## WORK INSTRUCTIONS
A single number is the answer: the count of lines in these records with "Emissions" in them.

Start of DATA SUPPLIED

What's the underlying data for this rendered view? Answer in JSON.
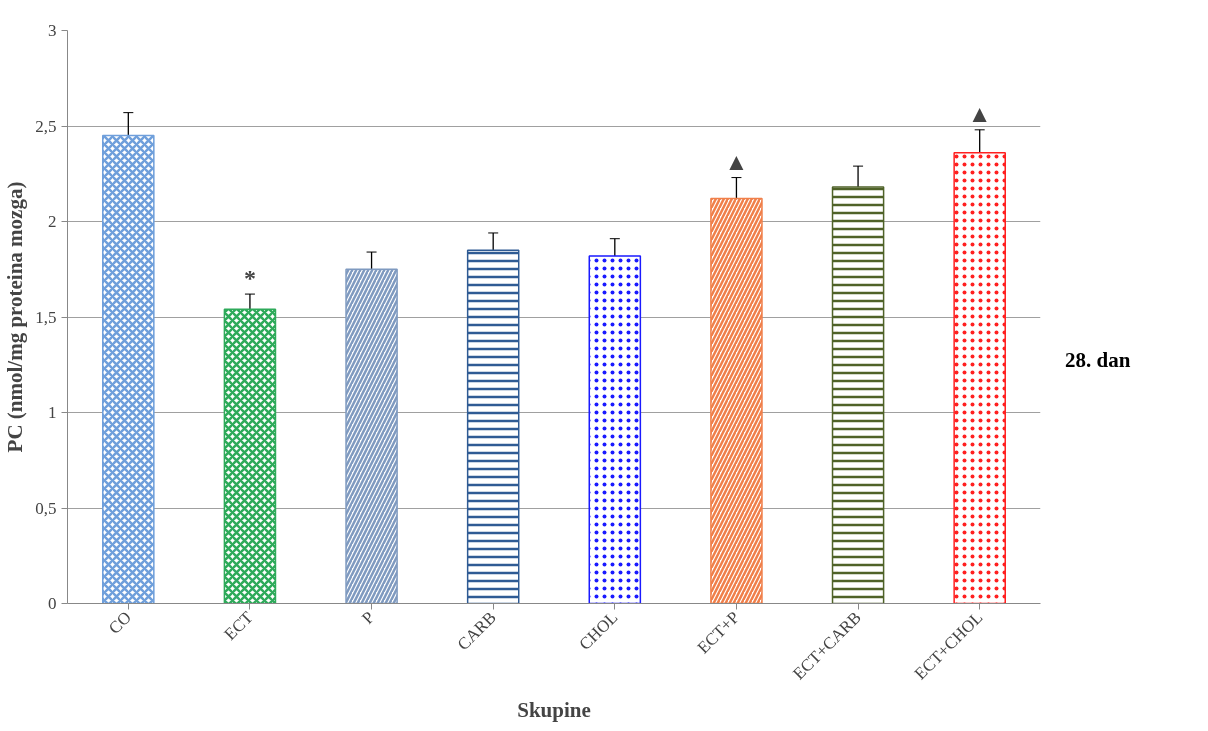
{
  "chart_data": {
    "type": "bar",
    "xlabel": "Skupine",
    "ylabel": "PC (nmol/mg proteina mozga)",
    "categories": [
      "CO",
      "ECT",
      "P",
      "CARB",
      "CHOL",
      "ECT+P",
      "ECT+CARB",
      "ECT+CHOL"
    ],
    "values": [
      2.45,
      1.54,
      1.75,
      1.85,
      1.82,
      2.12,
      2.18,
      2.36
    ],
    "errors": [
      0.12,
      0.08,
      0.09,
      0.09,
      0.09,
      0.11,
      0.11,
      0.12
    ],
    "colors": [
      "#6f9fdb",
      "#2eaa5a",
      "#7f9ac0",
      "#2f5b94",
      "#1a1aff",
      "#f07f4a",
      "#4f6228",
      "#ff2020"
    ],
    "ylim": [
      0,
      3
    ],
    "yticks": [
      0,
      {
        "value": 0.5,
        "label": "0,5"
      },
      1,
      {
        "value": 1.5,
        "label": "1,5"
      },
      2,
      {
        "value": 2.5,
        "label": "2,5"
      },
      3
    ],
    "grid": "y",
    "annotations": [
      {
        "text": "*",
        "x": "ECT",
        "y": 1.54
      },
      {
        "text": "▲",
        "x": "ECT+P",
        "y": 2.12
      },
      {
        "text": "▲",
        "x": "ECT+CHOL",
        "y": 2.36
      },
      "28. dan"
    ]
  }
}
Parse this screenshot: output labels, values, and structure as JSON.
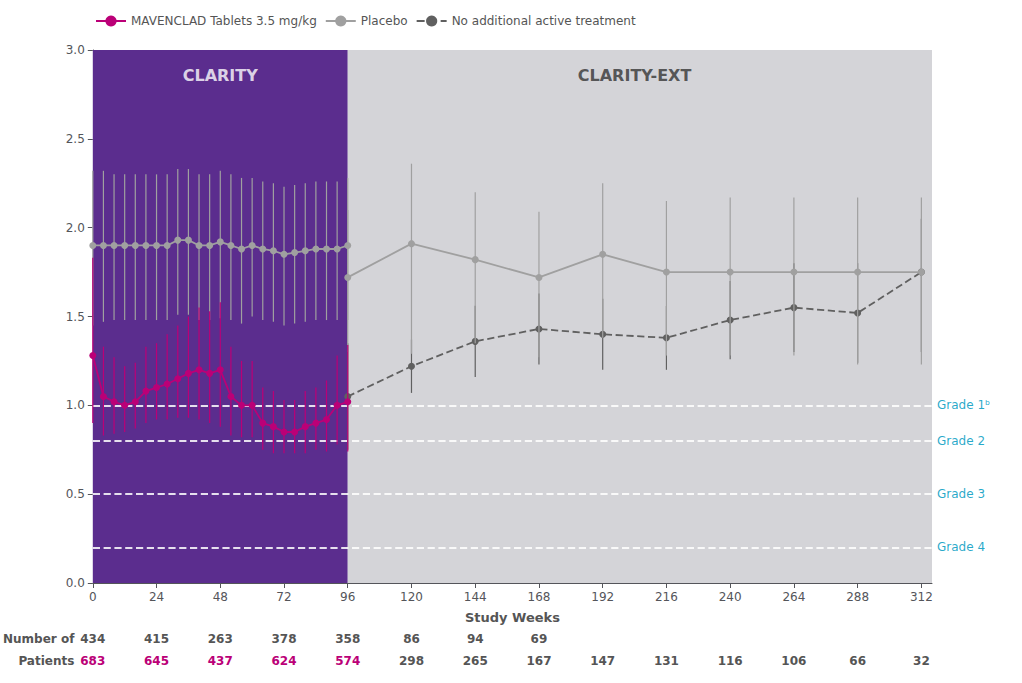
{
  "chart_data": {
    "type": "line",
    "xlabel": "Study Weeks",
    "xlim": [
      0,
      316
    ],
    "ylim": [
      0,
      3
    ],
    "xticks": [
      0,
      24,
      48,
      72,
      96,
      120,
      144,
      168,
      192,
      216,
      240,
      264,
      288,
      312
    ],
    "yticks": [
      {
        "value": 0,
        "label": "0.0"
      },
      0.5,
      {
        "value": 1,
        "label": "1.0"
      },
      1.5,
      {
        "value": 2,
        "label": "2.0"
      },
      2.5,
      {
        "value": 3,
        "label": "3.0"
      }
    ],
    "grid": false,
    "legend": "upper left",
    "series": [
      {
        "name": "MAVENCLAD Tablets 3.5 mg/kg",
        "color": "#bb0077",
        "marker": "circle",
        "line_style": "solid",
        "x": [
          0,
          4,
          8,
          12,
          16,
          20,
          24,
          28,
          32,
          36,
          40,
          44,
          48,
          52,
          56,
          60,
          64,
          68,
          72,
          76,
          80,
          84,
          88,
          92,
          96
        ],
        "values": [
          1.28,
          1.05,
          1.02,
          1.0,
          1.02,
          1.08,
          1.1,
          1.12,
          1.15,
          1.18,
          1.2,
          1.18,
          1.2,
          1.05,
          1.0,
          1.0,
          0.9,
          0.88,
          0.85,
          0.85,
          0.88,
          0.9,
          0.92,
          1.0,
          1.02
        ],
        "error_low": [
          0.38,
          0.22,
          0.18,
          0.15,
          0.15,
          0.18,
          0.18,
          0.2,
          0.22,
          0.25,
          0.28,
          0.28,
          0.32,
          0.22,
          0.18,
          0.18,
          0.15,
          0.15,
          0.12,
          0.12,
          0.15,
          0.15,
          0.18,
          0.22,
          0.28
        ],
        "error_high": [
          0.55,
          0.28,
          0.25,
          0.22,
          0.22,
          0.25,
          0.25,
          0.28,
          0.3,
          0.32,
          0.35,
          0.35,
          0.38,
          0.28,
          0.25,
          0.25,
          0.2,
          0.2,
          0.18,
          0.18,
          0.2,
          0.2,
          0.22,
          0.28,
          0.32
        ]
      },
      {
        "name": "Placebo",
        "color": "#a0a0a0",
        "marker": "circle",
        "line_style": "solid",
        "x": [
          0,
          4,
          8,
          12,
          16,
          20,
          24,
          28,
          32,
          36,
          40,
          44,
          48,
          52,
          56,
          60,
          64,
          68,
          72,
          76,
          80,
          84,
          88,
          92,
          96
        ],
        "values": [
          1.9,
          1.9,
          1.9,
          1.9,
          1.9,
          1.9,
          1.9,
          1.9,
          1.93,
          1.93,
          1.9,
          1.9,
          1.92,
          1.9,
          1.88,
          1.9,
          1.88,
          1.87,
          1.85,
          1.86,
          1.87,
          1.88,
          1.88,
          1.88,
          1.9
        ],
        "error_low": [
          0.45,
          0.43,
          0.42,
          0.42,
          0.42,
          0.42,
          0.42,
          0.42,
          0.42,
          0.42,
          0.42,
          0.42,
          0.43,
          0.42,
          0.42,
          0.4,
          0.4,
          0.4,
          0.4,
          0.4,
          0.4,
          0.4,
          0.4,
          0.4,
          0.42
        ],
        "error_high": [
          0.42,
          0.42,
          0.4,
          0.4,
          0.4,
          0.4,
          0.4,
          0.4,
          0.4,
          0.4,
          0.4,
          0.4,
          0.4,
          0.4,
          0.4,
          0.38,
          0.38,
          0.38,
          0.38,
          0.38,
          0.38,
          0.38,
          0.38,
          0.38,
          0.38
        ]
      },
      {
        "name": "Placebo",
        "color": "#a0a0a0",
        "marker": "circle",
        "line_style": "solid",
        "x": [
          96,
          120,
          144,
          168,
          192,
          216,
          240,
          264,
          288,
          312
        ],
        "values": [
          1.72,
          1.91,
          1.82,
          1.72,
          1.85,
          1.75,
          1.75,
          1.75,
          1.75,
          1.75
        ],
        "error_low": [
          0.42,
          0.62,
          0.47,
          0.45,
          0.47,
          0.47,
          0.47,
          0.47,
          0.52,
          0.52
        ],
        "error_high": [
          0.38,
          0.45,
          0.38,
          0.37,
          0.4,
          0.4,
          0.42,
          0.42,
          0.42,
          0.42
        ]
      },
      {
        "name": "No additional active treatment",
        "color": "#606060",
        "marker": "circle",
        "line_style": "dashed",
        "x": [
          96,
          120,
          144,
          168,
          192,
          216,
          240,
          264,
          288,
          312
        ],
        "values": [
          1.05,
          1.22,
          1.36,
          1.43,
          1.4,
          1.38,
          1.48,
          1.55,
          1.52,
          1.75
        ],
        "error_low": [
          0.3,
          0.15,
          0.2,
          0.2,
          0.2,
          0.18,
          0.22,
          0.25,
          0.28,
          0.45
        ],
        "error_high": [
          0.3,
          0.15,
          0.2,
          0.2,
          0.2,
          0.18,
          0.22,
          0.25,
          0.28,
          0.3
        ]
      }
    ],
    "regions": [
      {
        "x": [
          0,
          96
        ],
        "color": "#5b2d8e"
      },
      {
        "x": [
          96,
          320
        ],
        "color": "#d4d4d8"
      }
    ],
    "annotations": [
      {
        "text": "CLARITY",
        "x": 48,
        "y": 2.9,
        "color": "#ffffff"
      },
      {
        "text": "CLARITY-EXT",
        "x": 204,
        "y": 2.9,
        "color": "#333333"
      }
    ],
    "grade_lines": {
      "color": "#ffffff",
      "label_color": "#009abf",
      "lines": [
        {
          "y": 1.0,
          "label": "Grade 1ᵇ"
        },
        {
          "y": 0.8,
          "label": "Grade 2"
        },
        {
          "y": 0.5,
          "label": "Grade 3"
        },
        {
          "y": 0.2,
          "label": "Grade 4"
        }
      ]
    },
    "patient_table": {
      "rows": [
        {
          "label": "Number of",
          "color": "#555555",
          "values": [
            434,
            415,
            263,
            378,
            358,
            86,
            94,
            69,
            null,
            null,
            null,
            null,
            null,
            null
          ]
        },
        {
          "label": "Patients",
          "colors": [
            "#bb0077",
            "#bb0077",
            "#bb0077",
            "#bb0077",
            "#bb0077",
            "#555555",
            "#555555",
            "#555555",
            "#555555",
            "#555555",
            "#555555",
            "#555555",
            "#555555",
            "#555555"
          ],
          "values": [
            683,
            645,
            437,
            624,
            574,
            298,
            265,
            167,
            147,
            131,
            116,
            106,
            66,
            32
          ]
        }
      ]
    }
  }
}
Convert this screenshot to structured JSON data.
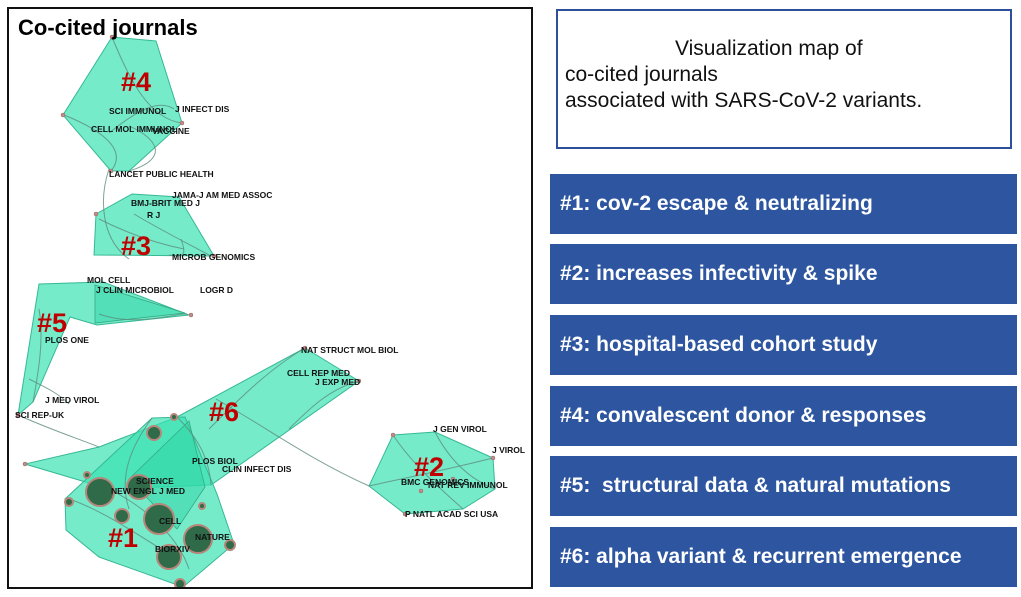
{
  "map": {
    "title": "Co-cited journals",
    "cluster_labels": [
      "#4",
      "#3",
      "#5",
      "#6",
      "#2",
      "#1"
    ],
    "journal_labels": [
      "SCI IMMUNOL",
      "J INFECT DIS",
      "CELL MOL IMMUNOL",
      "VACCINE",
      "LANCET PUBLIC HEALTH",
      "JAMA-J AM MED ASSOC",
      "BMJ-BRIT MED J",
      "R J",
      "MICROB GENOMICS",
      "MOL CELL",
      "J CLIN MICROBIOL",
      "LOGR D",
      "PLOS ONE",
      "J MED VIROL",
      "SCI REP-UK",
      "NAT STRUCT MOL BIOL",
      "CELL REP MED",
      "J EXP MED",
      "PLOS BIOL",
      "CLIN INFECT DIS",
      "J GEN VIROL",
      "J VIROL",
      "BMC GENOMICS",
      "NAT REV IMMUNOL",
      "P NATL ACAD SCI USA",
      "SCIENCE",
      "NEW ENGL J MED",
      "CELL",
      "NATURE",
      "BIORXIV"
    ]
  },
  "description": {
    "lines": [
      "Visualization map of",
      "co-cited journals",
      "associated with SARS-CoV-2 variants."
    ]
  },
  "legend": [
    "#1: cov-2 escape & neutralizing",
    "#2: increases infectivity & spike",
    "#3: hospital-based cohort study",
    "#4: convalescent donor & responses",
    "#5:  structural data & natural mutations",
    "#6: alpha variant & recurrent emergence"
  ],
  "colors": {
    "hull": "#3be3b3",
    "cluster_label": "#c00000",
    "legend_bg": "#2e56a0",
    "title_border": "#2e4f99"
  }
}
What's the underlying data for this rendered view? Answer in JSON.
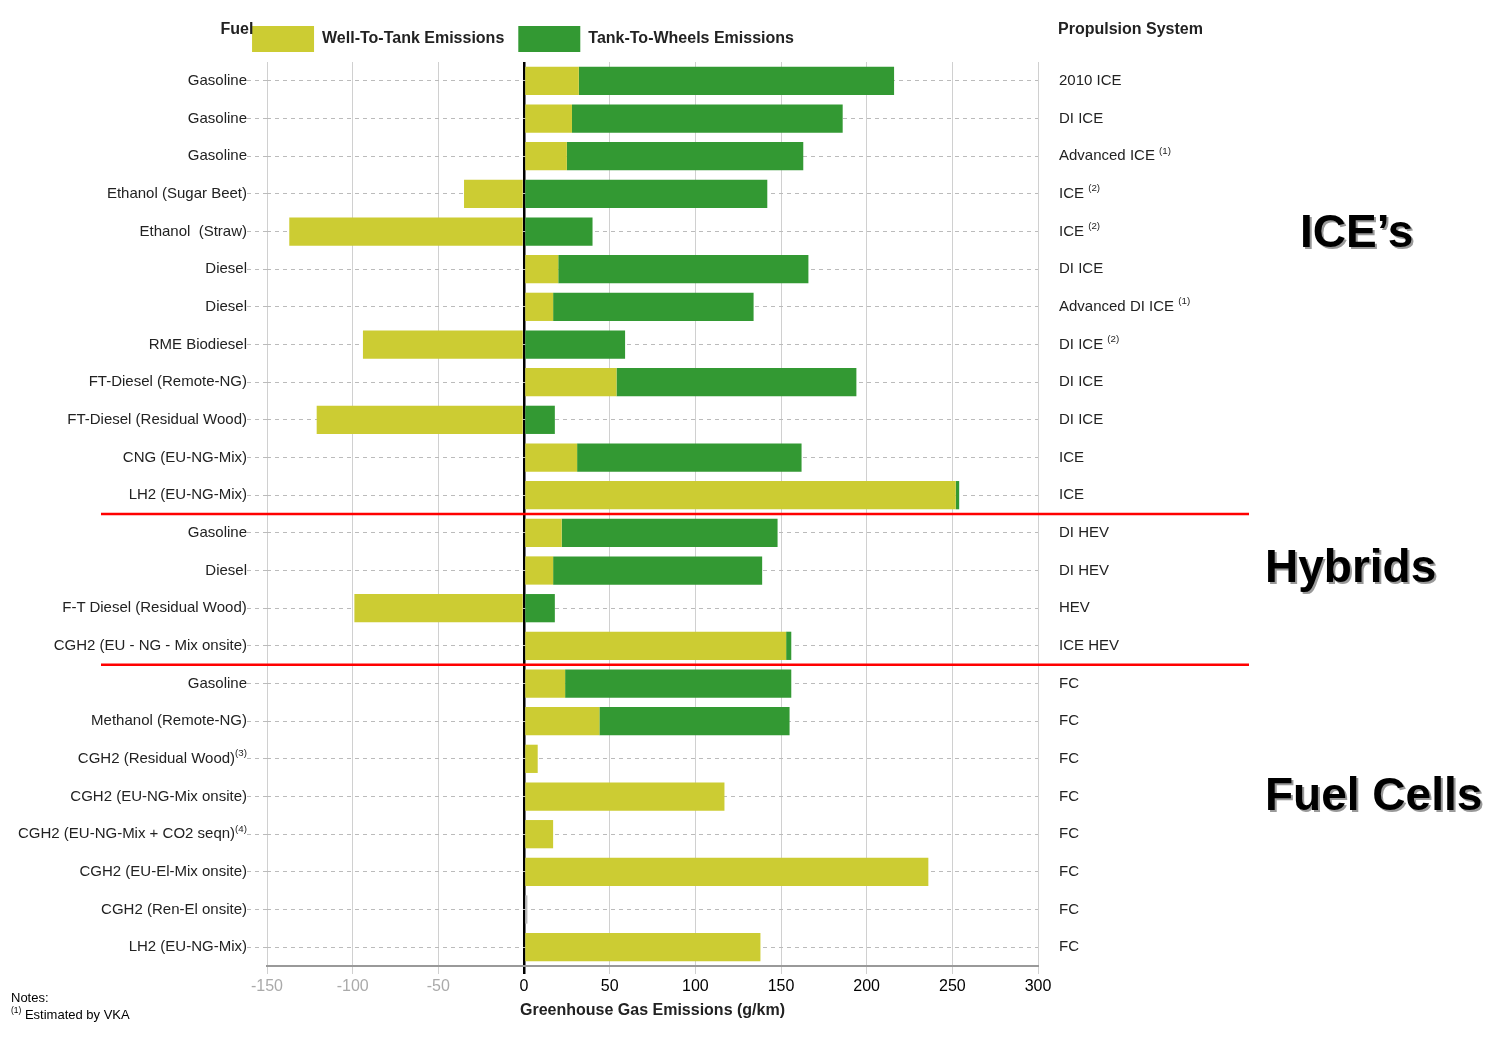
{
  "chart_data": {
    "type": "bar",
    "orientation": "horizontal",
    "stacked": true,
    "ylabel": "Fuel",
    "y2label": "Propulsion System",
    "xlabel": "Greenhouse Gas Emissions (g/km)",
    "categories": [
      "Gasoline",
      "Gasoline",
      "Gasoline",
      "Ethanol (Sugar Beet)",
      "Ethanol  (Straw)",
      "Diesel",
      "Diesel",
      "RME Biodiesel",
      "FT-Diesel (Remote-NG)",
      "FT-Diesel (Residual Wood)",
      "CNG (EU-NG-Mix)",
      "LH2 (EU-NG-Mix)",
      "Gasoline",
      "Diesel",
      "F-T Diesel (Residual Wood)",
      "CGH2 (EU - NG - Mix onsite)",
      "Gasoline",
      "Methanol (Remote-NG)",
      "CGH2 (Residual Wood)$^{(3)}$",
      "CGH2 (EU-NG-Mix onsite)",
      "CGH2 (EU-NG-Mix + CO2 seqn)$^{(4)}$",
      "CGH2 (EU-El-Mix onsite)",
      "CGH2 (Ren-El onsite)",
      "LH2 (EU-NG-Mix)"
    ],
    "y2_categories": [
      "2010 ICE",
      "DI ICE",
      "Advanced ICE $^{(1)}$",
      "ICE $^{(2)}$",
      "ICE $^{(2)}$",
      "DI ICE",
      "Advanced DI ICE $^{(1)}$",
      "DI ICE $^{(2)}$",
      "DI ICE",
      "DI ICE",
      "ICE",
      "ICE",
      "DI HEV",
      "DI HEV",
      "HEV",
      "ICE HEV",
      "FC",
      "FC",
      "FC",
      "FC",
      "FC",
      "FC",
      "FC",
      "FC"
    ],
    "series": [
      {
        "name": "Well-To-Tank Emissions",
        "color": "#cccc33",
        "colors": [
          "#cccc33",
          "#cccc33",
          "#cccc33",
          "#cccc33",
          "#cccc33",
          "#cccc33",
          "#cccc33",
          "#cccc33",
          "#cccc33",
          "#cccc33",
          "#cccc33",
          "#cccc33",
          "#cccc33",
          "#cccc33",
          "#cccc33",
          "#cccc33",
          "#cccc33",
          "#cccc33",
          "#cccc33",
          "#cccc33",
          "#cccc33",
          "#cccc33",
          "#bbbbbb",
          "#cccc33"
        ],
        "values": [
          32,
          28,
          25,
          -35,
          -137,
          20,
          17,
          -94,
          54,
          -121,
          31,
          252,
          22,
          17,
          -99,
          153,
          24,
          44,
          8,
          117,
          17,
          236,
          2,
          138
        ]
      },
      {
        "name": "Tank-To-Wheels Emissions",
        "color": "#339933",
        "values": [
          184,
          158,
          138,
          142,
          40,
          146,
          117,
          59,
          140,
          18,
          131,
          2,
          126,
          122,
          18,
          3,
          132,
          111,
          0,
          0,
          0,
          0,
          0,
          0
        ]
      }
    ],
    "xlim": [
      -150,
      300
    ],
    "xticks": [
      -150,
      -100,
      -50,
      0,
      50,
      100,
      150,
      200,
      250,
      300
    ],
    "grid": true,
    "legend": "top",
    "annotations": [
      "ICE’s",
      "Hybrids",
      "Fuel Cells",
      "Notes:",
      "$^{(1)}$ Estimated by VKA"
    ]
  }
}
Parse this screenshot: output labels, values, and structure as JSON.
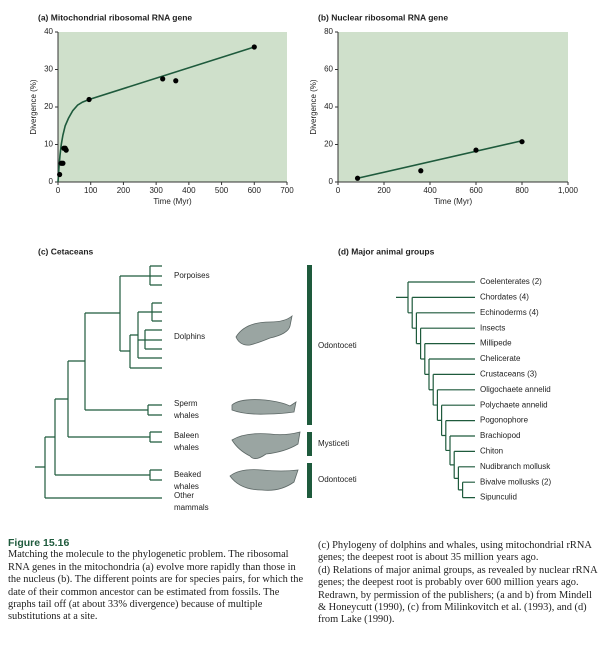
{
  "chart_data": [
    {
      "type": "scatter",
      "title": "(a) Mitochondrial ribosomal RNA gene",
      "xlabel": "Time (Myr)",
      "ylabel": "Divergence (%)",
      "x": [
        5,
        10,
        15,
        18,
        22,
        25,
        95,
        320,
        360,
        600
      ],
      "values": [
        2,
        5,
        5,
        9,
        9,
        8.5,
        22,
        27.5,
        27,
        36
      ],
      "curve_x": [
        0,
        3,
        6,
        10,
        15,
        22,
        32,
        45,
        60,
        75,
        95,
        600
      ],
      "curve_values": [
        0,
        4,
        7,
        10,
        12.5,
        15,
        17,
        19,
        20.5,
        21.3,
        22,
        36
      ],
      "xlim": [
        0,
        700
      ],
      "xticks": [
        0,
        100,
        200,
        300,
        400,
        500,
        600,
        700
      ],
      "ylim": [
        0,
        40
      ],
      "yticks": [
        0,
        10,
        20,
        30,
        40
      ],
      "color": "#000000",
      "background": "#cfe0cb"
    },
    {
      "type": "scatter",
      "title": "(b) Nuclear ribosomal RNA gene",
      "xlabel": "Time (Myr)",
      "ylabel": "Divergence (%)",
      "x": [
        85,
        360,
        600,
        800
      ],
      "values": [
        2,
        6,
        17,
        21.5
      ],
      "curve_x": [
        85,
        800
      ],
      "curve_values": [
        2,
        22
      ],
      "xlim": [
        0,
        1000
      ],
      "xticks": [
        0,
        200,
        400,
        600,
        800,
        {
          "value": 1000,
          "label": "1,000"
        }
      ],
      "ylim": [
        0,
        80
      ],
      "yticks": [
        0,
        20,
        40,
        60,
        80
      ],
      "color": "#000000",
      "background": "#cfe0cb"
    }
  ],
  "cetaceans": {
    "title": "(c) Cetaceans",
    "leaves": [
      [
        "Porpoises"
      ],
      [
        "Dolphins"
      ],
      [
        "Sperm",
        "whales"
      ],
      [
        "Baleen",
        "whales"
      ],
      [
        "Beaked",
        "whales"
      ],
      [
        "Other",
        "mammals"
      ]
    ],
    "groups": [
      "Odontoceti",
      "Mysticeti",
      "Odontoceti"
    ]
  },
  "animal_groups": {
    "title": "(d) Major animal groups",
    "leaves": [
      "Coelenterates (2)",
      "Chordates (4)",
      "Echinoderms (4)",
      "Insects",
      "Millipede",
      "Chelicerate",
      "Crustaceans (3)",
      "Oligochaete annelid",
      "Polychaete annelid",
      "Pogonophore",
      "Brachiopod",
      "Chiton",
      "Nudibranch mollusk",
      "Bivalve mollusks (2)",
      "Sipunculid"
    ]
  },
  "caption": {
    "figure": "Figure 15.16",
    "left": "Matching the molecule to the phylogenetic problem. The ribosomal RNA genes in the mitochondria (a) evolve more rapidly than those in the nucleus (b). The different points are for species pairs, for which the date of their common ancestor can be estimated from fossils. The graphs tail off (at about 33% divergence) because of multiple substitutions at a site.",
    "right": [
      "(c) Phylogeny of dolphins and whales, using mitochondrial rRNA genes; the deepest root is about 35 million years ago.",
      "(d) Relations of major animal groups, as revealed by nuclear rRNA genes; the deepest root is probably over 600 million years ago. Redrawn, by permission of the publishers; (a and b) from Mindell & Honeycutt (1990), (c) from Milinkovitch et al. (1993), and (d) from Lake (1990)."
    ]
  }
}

End of DATA SUPPLIED

## WRITTEN SOLUTION
3